GOAL: Each entry should be quoted word for word, including every mark of punctuation.
----- RAW DATA
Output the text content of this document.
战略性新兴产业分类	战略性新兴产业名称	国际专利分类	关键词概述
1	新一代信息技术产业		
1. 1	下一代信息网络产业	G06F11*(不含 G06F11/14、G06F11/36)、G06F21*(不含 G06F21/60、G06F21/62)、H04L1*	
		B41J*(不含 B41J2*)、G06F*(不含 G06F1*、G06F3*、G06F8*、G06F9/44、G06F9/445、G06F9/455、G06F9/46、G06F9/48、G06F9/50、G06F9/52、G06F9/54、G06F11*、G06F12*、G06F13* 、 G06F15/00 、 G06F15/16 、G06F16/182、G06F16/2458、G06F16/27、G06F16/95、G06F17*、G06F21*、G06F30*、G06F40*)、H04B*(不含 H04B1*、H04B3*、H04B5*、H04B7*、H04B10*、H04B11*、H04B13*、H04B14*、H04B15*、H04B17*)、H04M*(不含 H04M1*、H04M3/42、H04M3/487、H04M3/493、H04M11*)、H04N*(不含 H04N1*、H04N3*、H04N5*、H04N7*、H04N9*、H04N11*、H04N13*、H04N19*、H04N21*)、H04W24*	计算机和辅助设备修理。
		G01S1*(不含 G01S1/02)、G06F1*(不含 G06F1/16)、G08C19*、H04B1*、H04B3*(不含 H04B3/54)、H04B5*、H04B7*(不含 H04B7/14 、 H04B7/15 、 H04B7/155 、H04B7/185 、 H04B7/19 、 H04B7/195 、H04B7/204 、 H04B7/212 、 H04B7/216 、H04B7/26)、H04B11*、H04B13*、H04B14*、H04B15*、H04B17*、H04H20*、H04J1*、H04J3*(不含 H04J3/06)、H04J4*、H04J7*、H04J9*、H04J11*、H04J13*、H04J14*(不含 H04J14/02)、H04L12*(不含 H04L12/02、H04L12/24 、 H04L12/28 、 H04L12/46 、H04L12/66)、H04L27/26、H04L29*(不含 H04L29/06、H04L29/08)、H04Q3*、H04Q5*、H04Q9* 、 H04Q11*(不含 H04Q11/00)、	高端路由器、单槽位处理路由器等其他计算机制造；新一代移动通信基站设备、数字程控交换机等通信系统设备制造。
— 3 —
----------
SOLUTION FOR THIS PROBLEM:
Output the text content of this document.
战略性新兴产业分类	战略性新兴产业名称	国际专利分类	关键词概述
1	新一代信息技术产业		
1. 1	下一代信息网络产业	G06F11*(不含 G06F11/14、G06F11/36)、G06F21*(不含 G06F21/60、G06F21/62)、H04L1*	
		B41J*(不含 B41J2*)、G06F*(不含 G06F1*、G06F3*、G06F8*、G06F9/44、G06F9/445、G06F9/455、G06F9/46、G06F9/48、G06F9/50、G06F9/52、G06F9/54、G06F11*、G06F12*、G06F13* 、 G06F15/00 、 G06F15/16 、G06F16/182、G06F16/2458、G06F16/27、G06F16/95、G06F17*、G06F21*、G06F30*、G06F40*)、H04B*(不含 H04B1*、H04B3*、H04B5*、H04B7*、H04B10*、H04B11*、H04B13*、H04B14*、H04B15*、H04B17*)、H04M*(不含 H04M1*、H04M3/42、H04M3/487、H04M3/493、H04M11*)、H04N*(不含 H04N1*、H04N3*、H04N5*、H04N7*、H04N9*、H04N11*、H04N13*、H04N19*、H04N21*)、H04W24*	计算机和辅助设备修理。
		G01S1*(不含 G01S1/02)、G06F1*(不含 G06F1/16)、G08C19*、H04B1*、H04B3*(不含 H04B3/54)、H04B5*、H04B7*(不含 H04B7/14 、 H04B7/15 、 H04B7/155 、H04B7/185 、 H04B7/19 、 H04B7/195 、H04B7/204 、 H04B7/212 、 H04B7/216 、H04B7/26)、H04B11*、H04B13*、H04B14*、H04B15*、H04B17*、H04H20*、H04J1*、H04J3*(不含 H04J3/06)、H04J4*、H04J7*、H04J9*、H04J11*、H04J13*、H04J14*(不含 H04J14/02)、H04L12*(不含 H04L12/02、H04L12/24 、 H04L12/28 、 H04L12/46 、H04L12/66)、H04L27/26、H04L29*(不含 H04L29/06、H04L29/08)、H04Q3*、H04Q5*、H04Q9* 、 H04Q11*(不含 H04Q11/00)、	高端路由器、单槽位处理路由器等其他计算机制造；新一代移动通信基站设备、数字程控交换机等通信系统设备制造。
— 3 —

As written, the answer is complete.